** BEGIN **

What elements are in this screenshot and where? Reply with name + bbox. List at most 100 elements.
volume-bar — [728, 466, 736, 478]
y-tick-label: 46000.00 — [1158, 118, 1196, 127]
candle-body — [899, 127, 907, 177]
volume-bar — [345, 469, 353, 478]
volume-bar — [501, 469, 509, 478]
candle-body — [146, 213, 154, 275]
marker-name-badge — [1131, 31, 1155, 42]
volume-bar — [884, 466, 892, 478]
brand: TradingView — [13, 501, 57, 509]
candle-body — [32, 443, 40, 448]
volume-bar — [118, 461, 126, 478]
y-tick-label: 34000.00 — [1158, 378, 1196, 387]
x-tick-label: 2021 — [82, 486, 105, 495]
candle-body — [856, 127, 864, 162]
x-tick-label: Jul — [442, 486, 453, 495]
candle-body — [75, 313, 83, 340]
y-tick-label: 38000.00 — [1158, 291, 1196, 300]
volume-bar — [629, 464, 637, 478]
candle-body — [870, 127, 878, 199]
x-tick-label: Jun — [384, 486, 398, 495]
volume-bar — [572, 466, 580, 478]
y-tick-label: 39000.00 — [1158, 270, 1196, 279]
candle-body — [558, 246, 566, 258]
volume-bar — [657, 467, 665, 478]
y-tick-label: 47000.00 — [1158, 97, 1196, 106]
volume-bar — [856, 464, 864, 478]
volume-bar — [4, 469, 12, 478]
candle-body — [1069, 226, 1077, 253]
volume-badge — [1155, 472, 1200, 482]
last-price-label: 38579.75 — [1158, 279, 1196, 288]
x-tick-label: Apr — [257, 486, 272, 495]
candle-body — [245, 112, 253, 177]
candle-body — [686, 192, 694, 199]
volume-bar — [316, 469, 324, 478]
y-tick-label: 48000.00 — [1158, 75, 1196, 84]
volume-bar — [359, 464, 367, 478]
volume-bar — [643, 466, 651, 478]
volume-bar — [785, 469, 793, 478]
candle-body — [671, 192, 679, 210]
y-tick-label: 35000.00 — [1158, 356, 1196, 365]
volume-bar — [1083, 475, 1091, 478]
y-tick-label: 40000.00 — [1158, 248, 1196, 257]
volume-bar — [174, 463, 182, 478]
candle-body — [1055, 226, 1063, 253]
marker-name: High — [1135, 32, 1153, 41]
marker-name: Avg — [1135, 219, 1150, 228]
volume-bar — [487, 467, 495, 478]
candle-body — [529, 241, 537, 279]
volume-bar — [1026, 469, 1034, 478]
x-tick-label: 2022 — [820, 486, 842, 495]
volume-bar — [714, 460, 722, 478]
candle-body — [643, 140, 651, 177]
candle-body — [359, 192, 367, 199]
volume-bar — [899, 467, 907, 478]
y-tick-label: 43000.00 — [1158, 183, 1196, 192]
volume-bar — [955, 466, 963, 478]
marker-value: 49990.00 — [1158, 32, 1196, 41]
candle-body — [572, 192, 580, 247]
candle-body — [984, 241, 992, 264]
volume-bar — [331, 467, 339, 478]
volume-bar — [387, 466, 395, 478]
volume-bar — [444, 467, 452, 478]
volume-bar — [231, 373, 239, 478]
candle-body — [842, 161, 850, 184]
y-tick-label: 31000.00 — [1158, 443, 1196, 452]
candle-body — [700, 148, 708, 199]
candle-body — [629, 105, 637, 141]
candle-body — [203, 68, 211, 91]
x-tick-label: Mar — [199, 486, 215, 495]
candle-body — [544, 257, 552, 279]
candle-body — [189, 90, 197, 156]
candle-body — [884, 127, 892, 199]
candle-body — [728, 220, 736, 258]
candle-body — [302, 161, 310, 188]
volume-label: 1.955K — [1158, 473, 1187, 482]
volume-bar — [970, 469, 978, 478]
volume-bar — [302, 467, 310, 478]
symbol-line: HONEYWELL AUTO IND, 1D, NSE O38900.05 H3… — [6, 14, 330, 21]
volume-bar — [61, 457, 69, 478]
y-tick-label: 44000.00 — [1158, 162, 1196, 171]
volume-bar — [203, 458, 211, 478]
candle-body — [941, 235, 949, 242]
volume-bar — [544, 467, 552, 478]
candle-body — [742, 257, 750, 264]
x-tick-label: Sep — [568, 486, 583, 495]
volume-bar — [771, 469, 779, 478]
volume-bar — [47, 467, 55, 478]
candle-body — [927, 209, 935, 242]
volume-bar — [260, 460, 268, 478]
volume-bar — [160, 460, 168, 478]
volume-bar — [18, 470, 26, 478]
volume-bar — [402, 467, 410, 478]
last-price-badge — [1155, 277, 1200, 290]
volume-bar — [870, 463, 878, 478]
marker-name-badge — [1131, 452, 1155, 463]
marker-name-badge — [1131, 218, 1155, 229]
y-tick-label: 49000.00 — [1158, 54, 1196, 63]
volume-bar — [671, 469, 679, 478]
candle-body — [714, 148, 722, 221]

** END **

PROBLEM DETAILS: Please reproduce all of the material above line for line, with every character unchanged.

RESULT:
What elements are in this screenshot and where? Reply with name + bbox. List at most 100 elements.
volume-bar — [728, 466, 736, 478]
y-tick-label: 46000.00 — [1158, 118, 1196, 127]
candle-body — [899, 127, 907, 177]
volume-bar — [345, 469, 353, 478]
volume-bar — [501, 469, 509, 478]
candle-body — [146, 213, 154, 275]
marker-name-badge — [1131, 31, 1155, 42]
volume-bar — [884, 466, 892, 478]
brand: TradingView — [13, 501, 57, 509]
candle-body — [32, 443, 40, 448]
volume-bar — [118, 461, 126, 478]
y-tick-label: 34000.00 — [1158, 378, 1196, 387]
x-tick-label: 2021 — [82, 486, 105, 495]
candle-body — [856, 127, 864, 162]
x-tick-label: Jul — [442, 486, 453, 495]
candle-body — [75, 313, 83, 340]
y-tick-label: 38000.00 — [1158, 291, 1196, 300]
volume-bar — [629, 464, 637, 478]
candle-body — [870, 127, 878, 199]
x-tick-label: Jun — [384, 486, 398, 495]
volume-bar — [572, 466, 580, 478]
y-tick-label: 39000.00 — [1158, 270, 1196, 279]
candle-body — [558, 246, 566, 258]
volume-bar — [657, 467, 665, 478]
y-tick-label: 47000.00 — [1158, 97, 1196, 106]
volume-bar — [856, 464, 864, 478]
volume-bar — [4, 469, 12, 478]
candle-body — [1069, 226, 1077, 253]
volume-badge — [1155, 472, 1200, 482]
last-price-label: 38579.75 — [1158, 279, 1196, 288]
x-tick-label: Apr — [257, 486, 272, 495]
candle-body — [245, 112, 253, 177]
candle-body — [686, 192, 694, 199]
volume-bar — [316, 469, 324, 478]
y-tick-label: 48000.00 — [1158, 75, 1196, 84]
volume-bar — [359, 464, 367, 478]
volume-bar — [643, 466, 651, 478]
volume-bar — [785, 469, 793, 478]
candle-body — [671, 192, 679, 210]
y-tick-label: 35000.00 — [1158, 356, 1196, 365]
volume-bar — [1083, 475, 1091, 478]
y-tick-label: 40000.00 — [1158, 248, 1196, 257]
volume-bar — [174, 463, 182, 478]
candle-body — [1055, 226, 1063, 253]
marker-name: High — [1135, 32, 1153, 41]
marker-name: Avg — [1135, 219, 1150, 228]
volume-bar — [487, 467, 495, 478]
candle-body — [529, 241, 537, 279]
volume-bar — [1026, 469, 1034, 478]
x-tick-label: 2022 — [820, 486, 842, 495]
volume-bar — [714, 460, 722, 478]
candle-body — [643, 140, 651, 177]
candle-body — [359, 192, 367, 199]
volume-bar — [899, 467, 907, 478]
y-tick-label: 43000.00 — [1158, 183, 1196, 192]
volume-bar — [955, 466, 963, 478]
marker-value: 49990.00 — [1158, 32, 1196, 41]
candle-body — [572, 192, 580, 247]
candle-body — [984, 241, 992, 264]
volume-bar — [331, 467, 339, 478]
volume-bar — [387, 466, 395, 478]
volume-bar — [444, 467, 452, 478]
volume-bar — [231, 373, 239, 478]
candle-body — [842, 161, 850, 184]
y-tick-label: 31000.00 — [1158, 443, 1196, 452]
candle-body — [700, 148, 708, 199]
candle-body — [629, 105, 637, 141]
candle-body — [203, 68, 211, 91]
x-tick-label: Mar — [199, 486, 215, 495]
candle-body — [544, 257, 552, 279]
candle-body — [189, 90, 197, 156]
candle-body — [884, 127, 892, 199]
candle-body — [728, 220, 736, 258]
candle-body — [302, 161, 310, 188]
volume-label: 1.955K — [1158, 473, 1187, 482]
volume-bar — [970, 469, 978, 478]
volume-bar — [302, 467, 310, 478]
symbol-line: HONEYWELL AUTO IND, 1D, NSE O38900.05 H3… — [6, 14, 330, 21]
volume-bar — [61, 457, 69, 478]
y-tick-label: 44000.00 — [1158, 162, 1196, 171]
volume-bar — [203, 458, 211, 478]
candle-body — [941, 235, 949, 242]
volume-bar — [544, 467, 552, 478]
candle-body — [742, 257, 750, 264]
x-tick-label: Sep — [568, 486, 583, 495]
volume-bar — [771, 469, 779, 478]
volume-bar — [47, 467, 55, 478]
candle-body — [927, 209, 935, 242]
volume-bar — [260, 460, 268, 478]
volume-bar — [160, 460, 168, 478]
volume-bar — [18, 470, 26, 478]
volume-bar — [402, 467, 410, 478]
last-price-badge — [1155, 277, 1200, 290]
volume-bar — [870, 463, 878, 478]
marker-name-badge — [1131, 452, 1155, 463]
marker-name-badge — [1131, 218, 1155, 229]
y-tick-label: 49000.00 — [1158, 54, 1196, 63]
volume-bar — [671, 469, 679, 478]
candle-body — [714, 148, 722, 221]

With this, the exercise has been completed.